* begin Provided entries *

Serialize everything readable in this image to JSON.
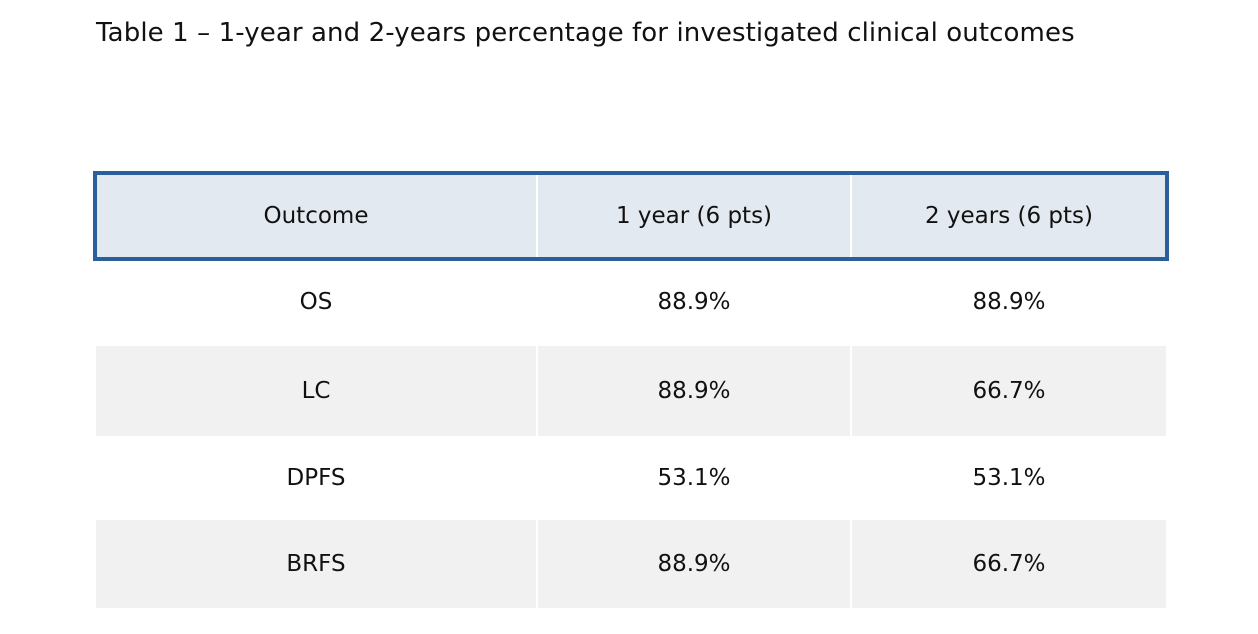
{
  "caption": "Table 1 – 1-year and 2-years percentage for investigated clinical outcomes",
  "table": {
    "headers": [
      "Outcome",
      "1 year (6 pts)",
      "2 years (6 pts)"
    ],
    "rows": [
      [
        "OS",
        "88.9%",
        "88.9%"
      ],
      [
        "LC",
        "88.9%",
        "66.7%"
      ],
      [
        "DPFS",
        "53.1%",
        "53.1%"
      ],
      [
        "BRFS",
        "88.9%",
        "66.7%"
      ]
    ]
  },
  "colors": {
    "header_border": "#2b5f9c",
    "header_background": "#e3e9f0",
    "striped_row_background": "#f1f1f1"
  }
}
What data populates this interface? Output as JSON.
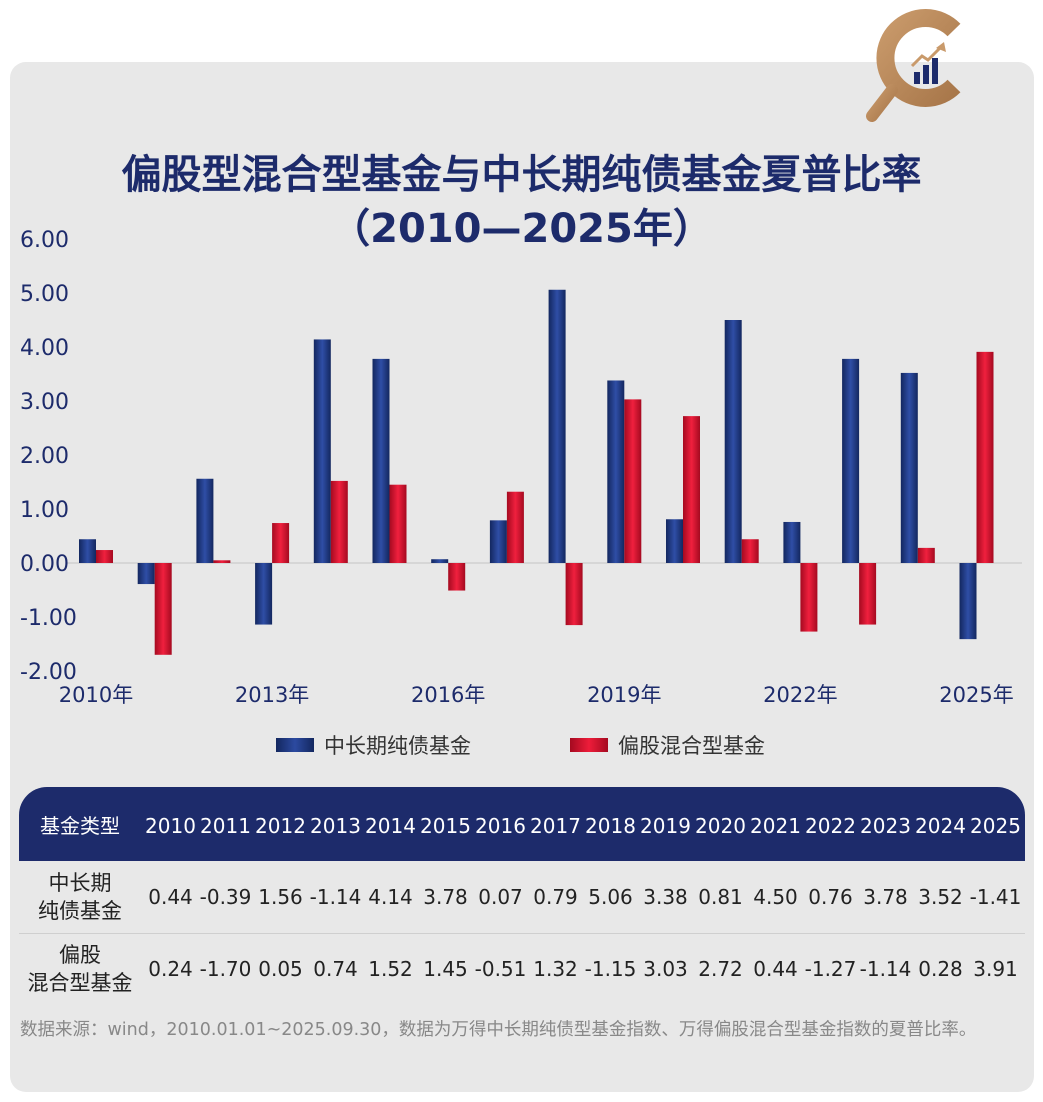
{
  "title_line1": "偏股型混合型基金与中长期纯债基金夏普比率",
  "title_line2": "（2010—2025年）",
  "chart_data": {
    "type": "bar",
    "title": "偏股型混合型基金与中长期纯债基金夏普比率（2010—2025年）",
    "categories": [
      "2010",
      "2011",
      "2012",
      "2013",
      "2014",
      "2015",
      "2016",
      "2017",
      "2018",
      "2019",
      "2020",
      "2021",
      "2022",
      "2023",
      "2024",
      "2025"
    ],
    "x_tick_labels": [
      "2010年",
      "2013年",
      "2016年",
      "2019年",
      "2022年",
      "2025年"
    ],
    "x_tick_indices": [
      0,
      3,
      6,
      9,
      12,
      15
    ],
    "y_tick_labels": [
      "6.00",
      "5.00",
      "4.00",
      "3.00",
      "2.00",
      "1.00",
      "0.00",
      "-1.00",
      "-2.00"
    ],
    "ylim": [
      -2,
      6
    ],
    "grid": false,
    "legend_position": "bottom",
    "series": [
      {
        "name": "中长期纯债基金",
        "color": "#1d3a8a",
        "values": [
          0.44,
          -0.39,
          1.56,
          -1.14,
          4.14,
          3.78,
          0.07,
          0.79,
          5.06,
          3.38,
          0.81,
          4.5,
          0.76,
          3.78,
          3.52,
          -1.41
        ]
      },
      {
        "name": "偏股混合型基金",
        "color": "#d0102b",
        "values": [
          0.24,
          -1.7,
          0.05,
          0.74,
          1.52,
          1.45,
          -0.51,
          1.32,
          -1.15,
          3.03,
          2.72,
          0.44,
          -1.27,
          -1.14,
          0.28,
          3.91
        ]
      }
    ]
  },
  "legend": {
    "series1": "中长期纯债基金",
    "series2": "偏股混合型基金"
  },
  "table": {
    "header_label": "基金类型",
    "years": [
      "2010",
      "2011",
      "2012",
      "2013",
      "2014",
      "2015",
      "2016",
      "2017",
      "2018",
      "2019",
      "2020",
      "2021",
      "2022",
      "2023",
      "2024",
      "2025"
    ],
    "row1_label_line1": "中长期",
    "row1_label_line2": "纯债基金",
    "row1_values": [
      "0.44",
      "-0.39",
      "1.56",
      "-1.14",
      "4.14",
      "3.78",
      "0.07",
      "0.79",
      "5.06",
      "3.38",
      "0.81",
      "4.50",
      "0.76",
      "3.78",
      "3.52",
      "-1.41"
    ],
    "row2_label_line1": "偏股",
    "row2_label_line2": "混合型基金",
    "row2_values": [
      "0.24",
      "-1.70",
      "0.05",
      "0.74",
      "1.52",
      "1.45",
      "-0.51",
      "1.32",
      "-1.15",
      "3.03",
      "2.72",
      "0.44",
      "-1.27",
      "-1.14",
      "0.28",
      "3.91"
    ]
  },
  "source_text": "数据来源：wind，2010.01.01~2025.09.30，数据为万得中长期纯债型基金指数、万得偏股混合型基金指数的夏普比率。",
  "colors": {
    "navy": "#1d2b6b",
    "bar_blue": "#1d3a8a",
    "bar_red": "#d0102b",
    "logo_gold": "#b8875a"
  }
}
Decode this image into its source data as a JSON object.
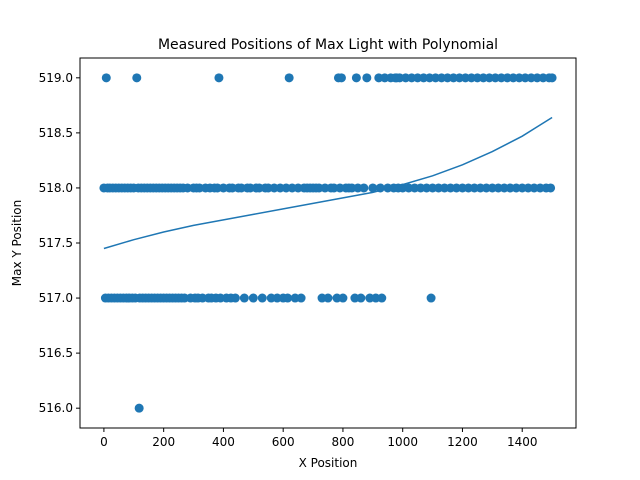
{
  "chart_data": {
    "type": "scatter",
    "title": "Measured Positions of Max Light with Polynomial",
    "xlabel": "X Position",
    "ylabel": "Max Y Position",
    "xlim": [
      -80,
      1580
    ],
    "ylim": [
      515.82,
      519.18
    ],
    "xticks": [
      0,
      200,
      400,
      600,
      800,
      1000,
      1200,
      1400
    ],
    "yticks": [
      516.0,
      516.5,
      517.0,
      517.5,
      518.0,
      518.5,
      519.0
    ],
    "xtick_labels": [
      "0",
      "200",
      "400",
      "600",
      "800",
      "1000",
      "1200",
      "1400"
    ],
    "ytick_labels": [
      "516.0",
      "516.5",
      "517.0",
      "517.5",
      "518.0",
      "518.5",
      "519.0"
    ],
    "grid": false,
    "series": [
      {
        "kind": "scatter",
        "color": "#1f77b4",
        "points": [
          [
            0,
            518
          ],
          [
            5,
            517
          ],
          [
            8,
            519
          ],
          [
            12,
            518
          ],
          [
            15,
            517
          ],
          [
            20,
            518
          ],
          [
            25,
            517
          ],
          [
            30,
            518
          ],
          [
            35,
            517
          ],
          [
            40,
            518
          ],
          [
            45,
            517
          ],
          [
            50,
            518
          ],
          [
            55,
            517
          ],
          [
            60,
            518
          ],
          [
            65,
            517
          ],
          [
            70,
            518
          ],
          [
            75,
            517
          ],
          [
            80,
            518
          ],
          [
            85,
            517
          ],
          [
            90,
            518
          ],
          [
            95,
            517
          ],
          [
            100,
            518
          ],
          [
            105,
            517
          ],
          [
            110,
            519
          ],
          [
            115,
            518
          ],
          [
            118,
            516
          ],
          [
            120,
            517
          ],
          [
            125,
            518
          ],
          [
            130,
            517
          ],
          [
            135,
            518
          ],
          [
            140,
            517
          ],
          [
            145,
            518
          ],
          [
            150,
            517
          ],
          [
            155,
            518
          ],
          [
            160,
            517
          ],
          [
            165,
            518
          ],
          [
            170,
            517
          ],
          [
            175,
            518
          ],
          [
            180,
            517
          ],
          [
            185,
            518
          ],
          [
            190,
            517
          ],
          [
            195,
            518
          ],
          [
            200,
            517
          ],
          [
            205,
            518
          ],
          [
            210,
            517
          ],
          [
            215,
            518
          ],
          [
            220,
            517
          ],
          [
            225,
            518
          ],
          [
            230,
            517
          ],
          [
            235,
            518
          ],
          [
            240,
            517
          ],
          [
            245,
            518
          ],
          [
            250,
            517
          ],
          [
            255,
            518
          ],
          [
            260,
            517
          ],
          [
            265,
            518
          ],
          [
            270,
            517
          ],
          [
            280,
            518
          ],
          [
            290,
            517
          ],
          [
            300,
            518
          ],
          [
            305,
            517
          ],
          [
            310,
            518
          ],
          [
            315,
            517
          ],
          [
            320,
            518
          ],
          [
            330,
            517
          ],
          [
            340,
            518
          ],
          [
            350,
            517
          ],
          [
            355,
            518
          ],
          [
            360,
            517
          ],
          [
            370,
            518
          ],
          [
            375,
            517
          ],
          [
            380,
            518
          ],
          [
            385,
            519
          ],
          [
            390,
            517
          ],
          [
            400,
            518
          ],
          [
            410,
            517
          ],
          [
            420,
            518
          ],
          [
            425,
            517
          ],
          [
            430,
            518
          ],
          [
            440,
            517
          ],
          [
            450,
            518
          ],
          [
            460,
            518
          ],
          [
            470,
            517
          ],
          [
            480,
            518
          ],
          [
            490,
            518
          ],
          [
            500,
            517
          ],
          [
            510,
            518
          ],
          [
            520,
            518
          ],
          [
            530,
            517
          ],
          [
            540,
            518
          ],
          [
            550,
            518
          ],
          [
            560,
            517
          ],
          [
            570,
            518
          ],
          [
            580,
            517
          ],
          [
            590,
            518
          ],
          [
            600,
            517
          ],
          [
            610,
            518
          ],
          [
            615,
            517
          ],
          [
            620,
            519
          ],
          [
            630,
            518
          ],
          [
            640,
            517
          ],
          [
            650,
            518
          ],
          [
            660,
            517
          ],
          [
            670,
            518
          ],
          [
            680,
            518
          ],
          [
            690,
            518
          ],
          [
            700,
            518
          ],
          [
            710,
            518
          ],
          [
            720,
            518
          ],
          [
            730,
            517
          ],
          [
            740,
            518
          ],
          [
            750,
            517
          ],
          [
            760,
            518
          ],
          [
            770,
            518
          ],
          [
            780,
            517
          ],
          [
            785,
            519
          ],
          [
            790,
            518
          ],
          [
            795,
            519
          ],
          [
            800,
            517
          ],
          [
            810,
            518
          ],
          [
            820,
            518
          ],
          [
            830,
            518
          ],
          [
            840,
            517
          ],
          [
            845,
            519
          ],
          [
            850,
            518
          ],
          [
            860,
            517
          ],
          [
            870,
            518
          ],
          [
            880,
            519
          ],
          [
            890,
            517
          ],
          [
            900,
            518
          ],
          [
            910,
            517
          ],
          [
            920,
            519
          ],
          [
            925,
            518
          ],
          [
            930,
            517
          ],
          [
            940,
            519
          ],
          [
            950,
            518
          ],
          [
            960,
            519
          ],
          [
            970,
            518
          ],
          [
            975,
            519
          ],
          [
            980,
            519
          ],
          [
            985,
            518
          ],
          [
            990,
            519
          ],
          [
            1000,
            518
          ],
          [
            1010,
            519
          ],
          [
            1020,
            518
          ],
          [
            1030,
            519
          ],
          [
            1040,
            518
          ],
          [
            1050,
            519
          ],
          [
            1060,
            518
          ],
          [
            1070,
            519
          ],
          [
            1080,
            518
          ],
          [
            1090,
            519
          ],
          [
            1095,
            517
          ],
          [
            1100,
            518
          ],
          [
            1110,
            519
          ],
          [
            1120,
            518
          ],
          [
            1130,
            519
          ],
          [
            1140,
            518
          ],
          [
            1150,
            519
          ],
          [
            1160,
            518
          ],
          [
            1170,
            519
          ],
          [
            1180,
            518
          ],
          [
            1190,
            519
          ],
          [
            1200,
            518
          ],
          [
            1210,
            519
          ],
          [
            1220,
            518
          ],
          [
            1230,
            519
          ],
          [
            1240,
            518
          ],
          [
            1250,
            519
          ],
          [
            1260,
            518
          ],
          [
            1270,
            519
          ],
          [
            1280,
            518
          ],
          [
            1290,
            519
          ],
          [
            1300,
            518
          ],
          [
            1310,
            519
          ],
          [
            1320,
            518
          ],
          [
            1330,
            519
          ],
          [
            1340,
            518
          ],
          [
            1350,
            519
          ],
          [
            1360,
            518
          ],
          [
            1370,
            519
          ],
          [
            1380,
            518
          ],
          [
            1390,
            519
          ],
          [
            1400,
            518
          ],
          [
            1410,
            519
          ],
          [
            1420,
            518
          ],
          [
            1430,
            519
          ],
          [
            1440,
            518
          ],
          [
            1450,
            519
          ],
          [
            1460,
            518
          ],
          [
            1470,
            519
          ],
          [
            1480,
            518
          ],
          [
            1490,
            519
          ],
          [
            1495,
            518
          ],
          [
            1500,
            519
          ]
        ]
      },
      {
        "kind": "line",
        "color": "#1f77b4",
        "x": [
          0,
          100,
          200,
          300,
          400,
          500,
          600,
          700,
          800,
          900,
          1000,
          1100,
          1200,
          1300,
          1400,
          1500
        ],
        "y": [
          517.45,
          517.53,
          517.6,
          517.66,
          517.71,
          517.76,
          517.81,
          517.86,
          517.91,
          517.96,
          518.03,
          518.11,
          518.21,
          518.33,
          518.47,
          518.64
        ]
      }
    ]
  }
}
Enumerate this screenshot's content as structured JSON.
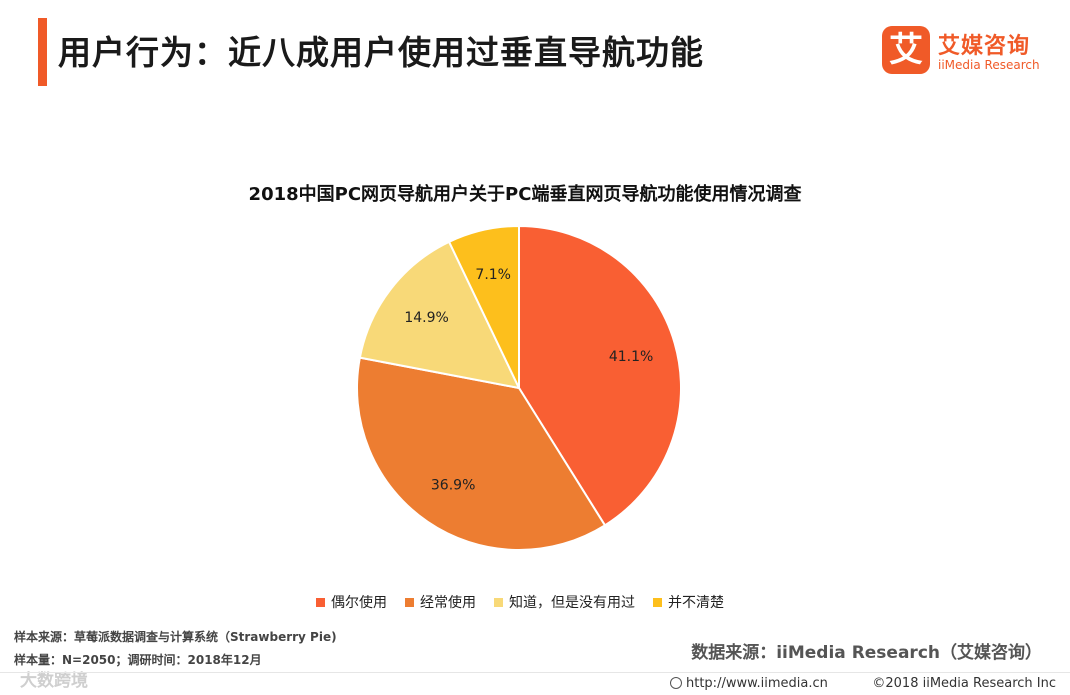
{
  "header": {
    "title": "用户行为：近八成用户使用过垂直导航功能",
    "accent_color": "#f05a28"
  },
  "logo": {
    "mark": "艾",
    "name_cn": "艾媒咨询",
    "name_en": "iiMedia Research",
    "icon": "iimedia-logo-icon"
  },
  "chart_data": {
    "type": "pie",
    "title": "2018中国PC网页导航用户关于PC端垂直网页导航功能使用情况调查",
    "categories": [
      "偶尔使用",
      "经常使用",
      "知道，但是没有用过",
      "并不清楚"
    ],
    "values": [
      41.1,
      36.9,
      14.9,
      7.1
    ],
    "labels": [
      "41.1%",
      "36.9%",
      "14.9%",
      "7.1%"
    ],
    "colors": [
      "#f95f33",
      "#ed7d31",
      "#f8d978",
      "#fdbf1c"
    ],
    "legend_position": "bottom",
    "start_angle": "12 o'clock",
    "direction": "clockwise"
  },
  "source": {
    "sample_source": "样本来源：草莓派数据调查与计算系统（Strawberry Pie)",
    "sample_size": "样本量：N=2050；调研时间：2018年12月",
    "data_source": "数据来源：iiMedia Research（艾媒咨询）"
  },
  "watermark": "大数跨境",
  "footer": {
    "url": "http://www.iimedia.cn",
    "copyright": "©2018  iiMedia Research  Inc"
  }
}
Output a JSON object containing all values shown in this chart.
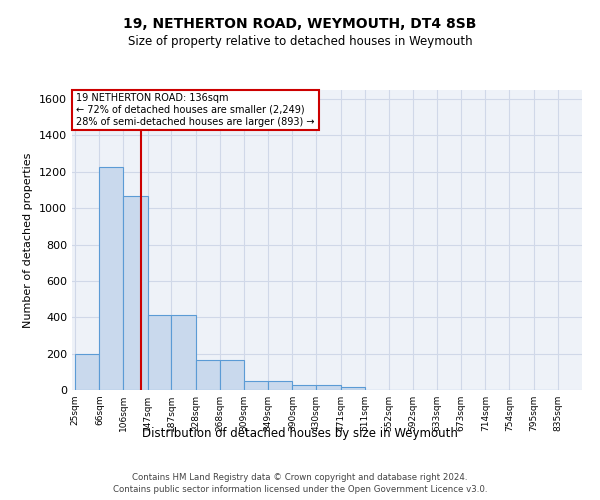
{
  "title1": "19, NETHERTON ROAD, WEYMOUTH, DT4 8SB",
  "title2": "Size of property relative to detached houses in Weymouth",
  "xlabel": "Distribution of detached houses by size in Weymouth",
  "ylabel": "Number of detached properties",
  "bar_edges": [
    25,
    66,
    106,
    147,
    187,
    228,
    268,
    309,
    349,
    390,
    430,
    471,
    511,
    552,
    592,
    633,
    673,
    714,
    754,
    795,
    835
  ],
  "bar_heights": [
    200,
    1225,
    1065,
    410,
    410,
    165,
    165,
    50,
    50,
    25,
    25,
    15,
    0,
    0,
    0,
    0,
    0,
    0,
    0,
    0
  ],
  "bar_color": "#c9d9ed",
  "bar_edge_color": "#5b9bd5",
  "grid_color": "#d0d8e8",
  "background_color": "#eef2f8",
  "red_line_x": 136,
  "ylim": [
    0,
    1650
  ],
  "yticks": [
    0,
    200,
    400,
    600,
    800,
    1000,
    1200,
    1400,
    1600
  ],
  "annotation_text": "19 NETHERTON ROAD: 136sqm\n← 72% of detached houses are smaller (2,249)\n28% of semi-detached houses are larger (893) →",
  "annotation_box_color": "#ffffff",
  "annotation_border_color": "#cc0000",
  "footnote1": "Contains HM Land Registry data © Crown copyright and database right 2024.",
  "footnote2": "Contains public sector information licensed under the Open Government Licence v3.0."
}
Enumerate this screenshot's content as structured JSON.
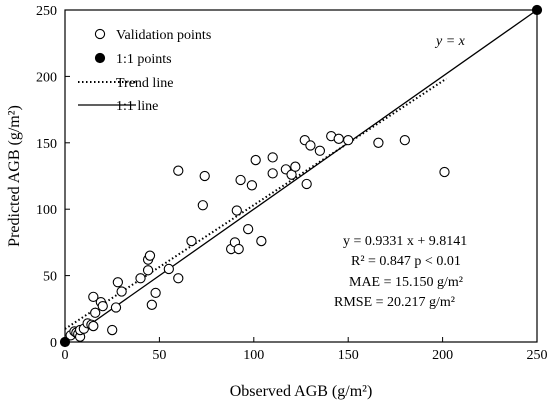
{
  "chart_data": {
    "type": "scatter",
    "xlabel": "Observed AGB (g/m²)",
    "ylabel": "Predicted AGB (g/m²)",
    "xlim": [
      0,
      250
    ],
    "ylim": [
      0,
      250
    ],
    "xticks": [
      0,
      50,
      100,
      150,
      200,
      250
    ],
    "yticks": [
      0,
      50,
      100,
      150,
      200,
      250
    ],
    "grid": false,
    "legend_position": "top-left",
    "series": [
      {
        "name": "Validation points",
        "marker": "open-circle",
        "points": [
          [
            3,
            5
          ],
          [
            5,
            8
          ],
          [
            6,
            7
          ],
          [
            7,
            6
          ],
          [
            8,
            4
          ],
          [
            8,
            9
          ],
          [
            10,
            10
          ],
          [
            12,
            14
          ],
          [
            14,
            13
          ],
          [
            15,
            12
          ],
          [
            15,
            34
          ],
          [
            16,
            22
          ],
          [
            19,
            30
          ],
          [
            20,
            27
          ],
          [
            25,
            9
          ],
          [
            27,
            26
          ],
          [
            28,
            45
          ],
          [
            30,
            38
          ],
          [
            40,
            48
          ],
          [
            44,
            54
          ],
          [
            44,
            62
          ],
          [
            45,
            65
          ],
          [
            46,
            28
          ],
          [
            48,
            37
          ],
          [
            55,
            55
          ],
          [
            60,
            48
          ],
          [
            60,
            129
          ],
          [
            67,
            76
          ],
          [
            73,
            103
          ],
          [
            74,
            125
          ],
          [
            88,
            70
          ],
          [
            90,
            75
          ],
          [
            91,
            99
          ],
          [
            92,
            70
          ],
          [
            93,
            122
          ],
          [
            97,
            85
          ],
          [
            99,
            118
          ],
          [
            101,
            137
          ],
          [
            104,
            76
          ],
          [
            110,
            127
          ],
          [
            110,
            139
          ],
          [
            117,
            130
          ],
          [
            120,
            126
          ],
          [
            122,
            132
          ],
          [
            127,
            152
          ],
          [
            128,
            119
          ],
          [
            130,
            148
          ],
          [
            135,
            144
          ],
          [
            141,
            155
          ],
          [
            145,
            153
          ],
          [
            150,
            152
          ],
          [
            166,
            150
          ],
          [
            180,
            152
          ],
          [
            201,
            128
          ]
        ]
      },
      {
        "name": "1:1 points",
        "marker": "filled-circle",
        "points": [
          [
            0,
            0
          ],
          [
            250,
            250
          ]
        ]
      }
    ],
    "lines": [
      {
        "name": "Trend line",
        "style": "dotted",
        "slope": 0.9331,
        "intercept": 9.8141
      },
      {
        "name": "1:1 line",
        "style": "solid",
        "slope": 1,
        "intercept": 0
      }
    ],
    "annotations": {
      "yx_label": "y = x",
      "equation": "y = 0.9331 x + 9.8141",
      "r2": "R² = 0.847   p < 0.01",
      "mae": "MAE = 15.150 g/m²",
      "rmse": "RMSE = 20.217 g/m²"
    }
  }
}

* end Provided entries *

- **Exercise directions**
Collect the complete line wherever the string "image" appears in the records.

- **Exercise answer**
Serialize everything readable in this image to JSON.
Decode this image into its source data as a JSON object.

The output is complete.